§ Exercise:
For this exercise, repeat all of the material verbatim apart from its images.

§ Dataset entries:
begin
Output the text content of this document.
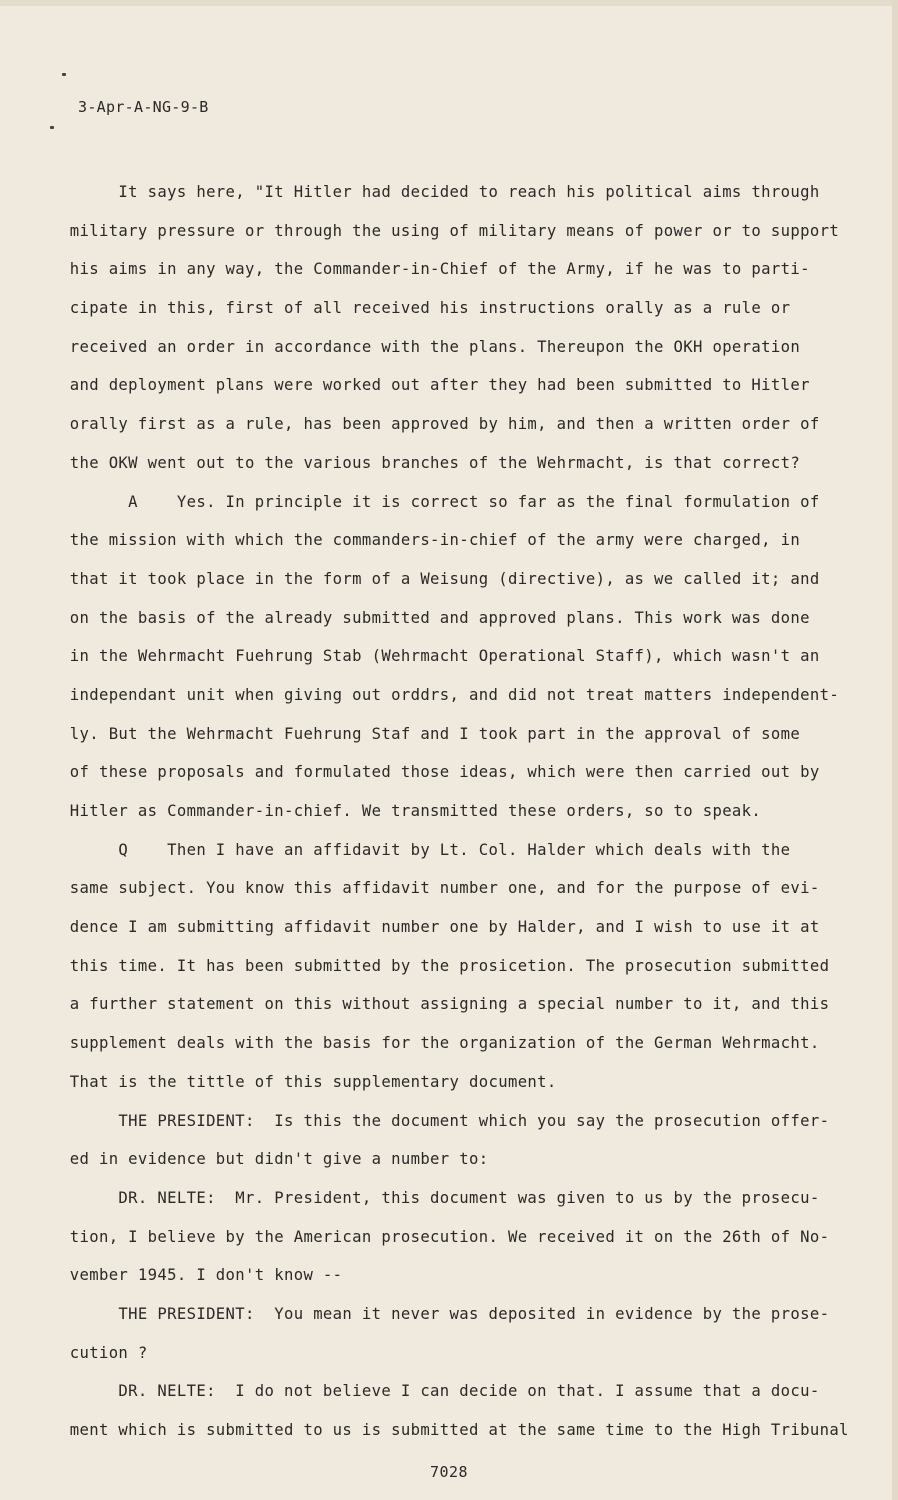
3-Apr-A-NG-9-B
It says here, "It Hitler had decided to reach his political aims through
military pressure or through the using of military means of power or to support
his aims in any way, the Commander-in-Chief of the Army, if he was to parti-
cipate in this, first of all received his instructions orally as a rule or
received an order in accordance with the plans. Thereupon the OKH operation
and deployment plans were worked out after they had been submitted to Hitler
orally first as a rule, has been approved by him, and then a written order of
the OKW went out to the various branches of the Wehrmacht, is that correct?
A    Yes. In principle it is correct so far as the final formulation of
the mission with which the commanders-in-chief of the army were charged, in
that it took place in the form of a Weisung (directive), as we called it; and
on the basis of the already submitted and approved plans. This work was done
in the Wehrmacht Fuehrung Stab (Wehrmacht Operational Staff), which wasn't an
independant unit when giving out orddrs, and did not treat matters independent-
ly. But the Wehrmacht Fuehrung Staf and I took part in the approval of some
of these proposals and formulated those ideas, which were then carried out by
Hitler as Commander-in-chief. We transmitted these orders, so to speak.
Q    Then I have an affidavit by Lt. Col. Halder which deals with the
same subject. You know this affidavit number one, and for the purpose of evi-
dence I am submitting affidavit number one by Halder, and I wish to use it at
this time. It has been submitted by the prosicetion. The prosecution submitted
a further statement on this without assigning a special number to it, and this
supplement deals with the basis for the organization of the German Wehrmacht.
That is the tittle of this supplementary document.
THE PRESIDENT:  Is this the document which you say the prosecution offer-
ed in evidence but didn't give a number to:
DR. NELTE:  Mr. President, this document was given to us by the prosecu-
tion, I believe by the American prosecution. We received it on the 26th of No-
vember 1945. I don't know --
THE PRESIDENT:  You mean it never was deposited in evidence by the prose-
cution ?
DR. NELTE:  I do not believe I can decide on that. I assume that a docu-
ment which is submitted to us is submitted at the same time to the High Tribunal
7028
end
§ The answer:
Output the text content of this document.
3-Apr-A-NG-9-B
It says here, "It Hitler had decided to reach his political aims through
military pressure or through the using of military means of power or to support
his aims in any way, the Commander-in-Chief of the Army, if he was to parti-
cipate in this, first of all received his instructions orally as a rule or
received an order in accordance with the plans. Thereupon the OKH operation
and deployment plans were worked out after they had been submitted to Hitler
orally first as a rule, has been approved by him, and then a written order of
the OKW went out to the various branches of the Wehrmacht, is that correct?
A    Yes. In principle it is correct so far as the final formulation of
the mission with which the commanders-in-chief of the army were charged, in
that it took place in the form of a Weisung (directive), as we called it; and
on the basis of the already submitted and approved plans. This work was done
in the Wehrmacht Fuehrung Stab (Wehrmacht Operational Staff), which wasn't an
independant unit when giving out orddrs, and did not treat matters independent-
ly. But the Wehrmacht Fuehrung Staf and I took part in the approval of some
of these proposals and formulated those ideas, which were then carried out by
Hitler as Commander-in-chief. We transmitted these orders, so to speak.
Q    Then I have an affidavit by Lt. Col. Halder which deals with the
same subject. You know this affidavit number one, and for the purpose of evi-
dence I am submitting affidavit number one by Halder, and I wish to use it at
this time. It has been submitted by the prosicetion. The prosecution submitted
a further statement on this without assigning a special number to it, and this
supplement deals with the basis for the organization of the German Wehrmacht.
That is the tittle of this supplementary document.
THE PRESIDENT:  Is this the document which you say the prosecution offer-
ed in evidence but didn't give a number to:
DR. NELTE:  Mr. President, this document was given to us by the prosecu-
tion, I believe by the American prosecution. We received it on the 26th of No-
vember 1945. I don't know --
THE PRESIDENT:  You mean it never was deposited in evidence by the prose-
cution ?
DR. NELTE:  I do not believe I can decide on that. I assume that a docu-
ment which is submitted to us is submitted at the same time to the High Tribunal
7028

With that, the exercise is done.